> WHAT YOU WILL DO: Reproduce the piece on the debt ceiling word for word, from "Probably not. But" to "Minority Leader’s tell.".

> PASSAGE PROVIDED:

Politics is complicated and people have short memories: two facts fundamental to the strategy employed by Republicans in the looming crisis regarding the US debt ceiling.
Unless you’re a masochist and derive pleasure from the thousand whip cracks of bureaucracy, the matter of the debt ceiling will rapidly wear you down with the parliamentary procedures of Congress. Yet the headline here is that Mitch McConnell and Republicans are playing a cruel game. Would they want to create a mess that Joe Biden will be unable to clear up? Well, of course, they would! They want to brand with one of those damning indictments that can prove fatal to a presidency – Trump had his impeachments and Biden would have the calamity of the US defaulting on its debt. Into that chaos would leap a newly slimline hero made for the moment, perhaps of an orange hue, promising to Make America Great Again… Again…
It might even be a winning strategy come the midterms and beyond, but does that translate into Republicans tanking the US economy for purely political ends?
Probably not. But we also can’t be certain. And that is where we are: in a poker game between Biden and McConnell, with the President leaning across the table and seeing if he can spot the Senate Minority Leader’s tell.

> DATA SECTION:

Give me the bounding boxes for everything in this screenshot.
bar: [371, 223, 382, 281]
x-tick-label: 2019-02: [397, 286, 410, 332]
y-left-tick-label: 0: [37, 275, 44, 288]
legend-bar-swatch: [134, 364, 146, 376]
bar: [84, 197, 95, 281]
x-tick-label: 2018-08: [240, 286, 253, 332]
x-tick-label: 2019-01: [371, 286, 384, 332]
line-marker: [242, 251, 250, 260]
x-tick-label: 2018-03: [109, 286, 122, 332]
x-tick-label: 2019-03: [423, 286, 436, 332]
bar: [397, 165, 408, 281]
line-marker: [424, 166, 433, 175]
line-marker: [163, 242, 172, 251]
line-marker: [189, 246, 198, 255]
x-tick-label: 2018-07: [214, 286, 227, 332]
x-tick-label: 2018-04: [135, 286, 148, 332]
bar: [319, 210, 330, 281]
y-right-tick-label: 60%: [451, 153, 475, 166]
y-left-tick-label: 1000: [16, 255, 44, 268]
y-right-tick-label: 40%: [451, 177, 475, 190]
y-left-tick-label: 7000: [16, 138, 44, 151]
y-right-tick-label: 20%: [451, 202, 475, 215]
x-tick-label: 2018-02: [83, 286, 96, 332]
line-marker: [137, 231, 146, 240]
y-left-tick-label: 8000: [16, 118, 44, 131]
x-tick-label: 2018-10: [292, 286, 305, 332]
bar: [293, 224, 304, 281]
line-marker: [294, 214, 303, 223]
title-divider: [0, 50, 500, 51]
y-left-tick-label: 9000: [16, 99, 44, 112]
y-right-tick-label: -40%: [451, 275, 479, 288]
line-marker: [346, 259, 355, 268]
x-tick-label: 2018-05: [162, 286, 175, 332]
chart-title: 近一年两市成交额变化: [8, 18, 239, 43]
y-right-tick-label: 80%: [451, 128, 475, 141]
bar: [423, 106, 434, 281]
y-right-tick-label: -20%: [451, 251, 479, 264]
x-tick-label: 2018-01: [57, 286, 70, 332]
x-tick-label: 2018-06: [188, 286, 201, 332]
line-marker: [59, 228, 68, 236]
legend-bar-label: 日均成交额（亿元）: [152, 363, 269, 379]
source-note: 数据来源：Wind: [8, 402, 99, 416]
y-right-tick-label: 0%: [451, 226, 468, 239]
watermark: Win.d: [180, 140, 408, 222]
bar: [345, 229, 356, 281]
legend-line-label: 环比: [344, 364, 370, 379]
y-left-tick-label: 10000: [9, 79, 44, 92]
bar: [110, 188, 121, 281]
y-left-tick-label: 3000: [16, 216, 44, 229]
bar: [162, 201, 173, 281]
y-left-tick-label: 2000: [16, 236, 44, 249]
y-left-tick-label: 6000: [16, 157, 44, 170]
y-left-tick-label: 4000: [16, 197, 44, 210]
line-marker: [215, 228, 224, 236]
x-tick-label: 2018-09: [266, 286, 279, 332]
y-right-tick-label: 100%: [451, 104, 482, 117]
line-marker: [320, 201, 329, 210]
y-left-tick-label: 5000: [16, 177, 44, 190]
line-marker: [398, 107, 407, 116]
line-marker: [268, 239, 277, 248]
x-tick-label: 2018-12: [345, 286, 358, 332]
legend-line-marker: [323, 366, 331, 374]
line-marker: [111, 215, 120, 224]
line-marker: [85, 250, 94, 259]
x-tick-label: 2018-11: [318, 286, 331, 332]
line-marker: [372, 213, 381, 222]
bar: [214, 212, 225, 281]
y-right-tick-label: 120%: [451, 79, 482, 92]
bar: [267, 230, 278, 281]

> TASK RESPONSE:
Probably not. But we also can’t be certain. And that is where we are: in a poker game between Biden and McConnell, with the President leaning across the table and seeing if he can spot the Senate Minority Leader’s tell.